■ **Task statement**:
All of the lines below are to be transcribed faithfully, with pictures excluded from the copy.

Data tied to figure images
## BEGIN

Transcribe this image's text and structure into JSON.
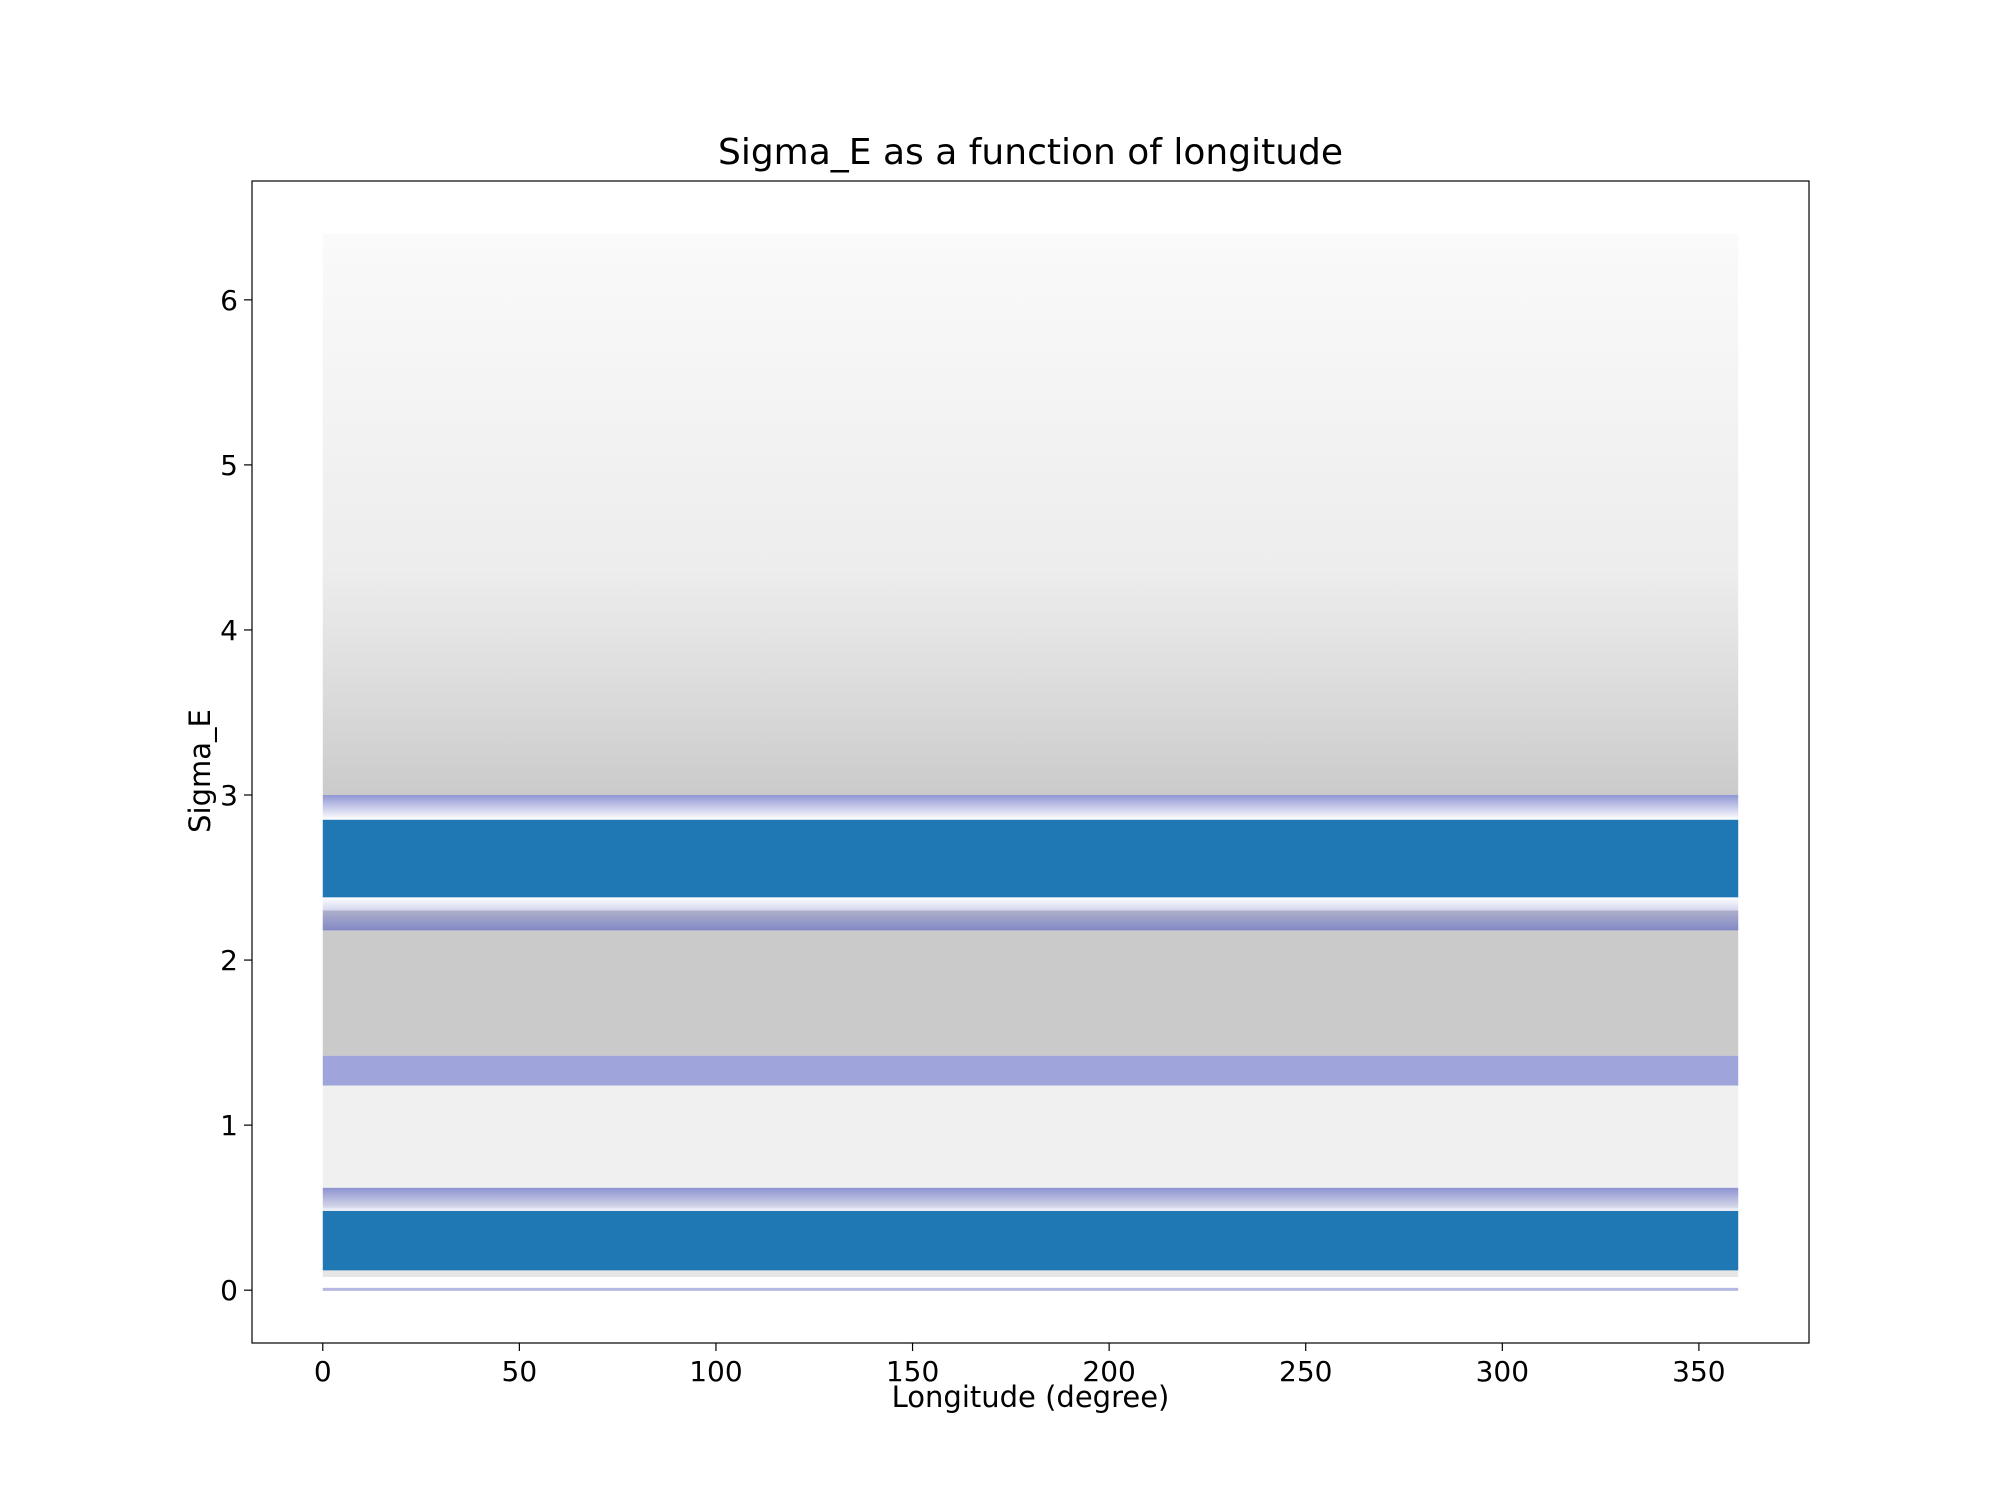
{
  "chart_data": {
    "type": "scatter",
    "title": "Sigma_E as a function of longitude",
    "xlabel": "Longitude (degree)",
    "ylabel": "Sigma_E",
    "xlim": [
      -18,
      378
    ],
    "ylim": [
      -0.32,
      6.72
    ],
    "xticks": [
      0,
      50,
      100,
      150,
      200,
      250,
      300,
      350
    ],
    "yticks": [
      0,
      1,
      2,
      3,
      4,
      5,
      6
    ],
    "grid": false,
    "legend": "none",
    "x_range": [
      0,
      360
    ],
    "density_bands": [
      {
        "y_range": [
          2.3,
          2.9
        ],
        "x_range": [
          0,
          360
        ],
        "level": "densest"
      },
      {
        "y_range": [
          1.24,
          1.42
        ],
        "x_range": [
          0,
          360
        ],
        "level": "dense"
      },
      {
        "y_range": [
          0.12,
          0.5
        ],
        "x_range": [
          0,
          360
        ],
        "level": "densest"
      },
      {
        "y_range": [
          0.0,
          0.01
        ],
        "x_range": [
          0,
          360
        ],
        "level": "sparse"
      },
      {
        "y_range": [
          1.4,
          3.6
        ],
        "x_range": [
          0,
          360
        ],
        "level": "moderate"
      },
      {
        "y_range": [
          3.6,
          6.4
        ],
        "x_range": [
          0,
          360
        ],
        "level": "sparse"
      }
    ],
    "colors": {
      "dense": "#1f77b4",
      "medium": "#6b73c6",
      "sparse": "#808080",
      "background": "#ffffff"
    }
  }
}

## END

■ **Expected answer**:
Transcribe this image's text and structure into JSON.
{
  "chart_data": {
    "type": "scatter",
    "title": "Sigma_E as a function of longitude",
    "xlabel": "Longitude (degree)",
    "ylabel": "Sigma_E",
    "xlim": [
      -18,
      378
    ],
    "ylim": [
      -0.32,
      6.72
    ],
    "xticks": [
      0,
      50,
      100,
      150,
      200,
      250,
      300,
      350
    ],
    "yticks": [
      0,
      1,
      2,
      3,
      4,
      5,
      6
    ],
    "grid": false,
    "legend": "none",
    "x_range": [
      0,
      360
    ],
    "density_bands": [
      {
        "y_range": [
          2.3,
          2.9
        ],
        "x_range": [
          0,
          360
        ],
        "level": "densest"
      },
      {
        "y_range": [
          1.24,
          1.42
        ],
        "x_range": [
          0,
          360
        ],
        "level": "dense"
      },
      {
        "y_range": [
          0.12,
          0.5
        ],
        "x_range": [
          0,
          360
        ],
        "level": "densest"
      },
      {
        "y_range": [
          0.0,
          0.01
        ],
        "x_range": [
          0,
          360
        ],
        "level": "sparse"
      },
      {
        "y_range": [
          1.4,
          3.6
        ],
        "x_range": [
          0,
          360
        ],
        "level": "moderate"
      },
      {
        "y_range": [
          3.6,
          6.4
        ],
        "x_range": [
          0,
          360
        ],
        "level": "sparse"
      }
    ],
    "colors": {
      "dense": "#1f77b4",
      "medium": "#6b73c6",
      "sparse": "#808080",
      "background": "#ffffff"
    }
  }
}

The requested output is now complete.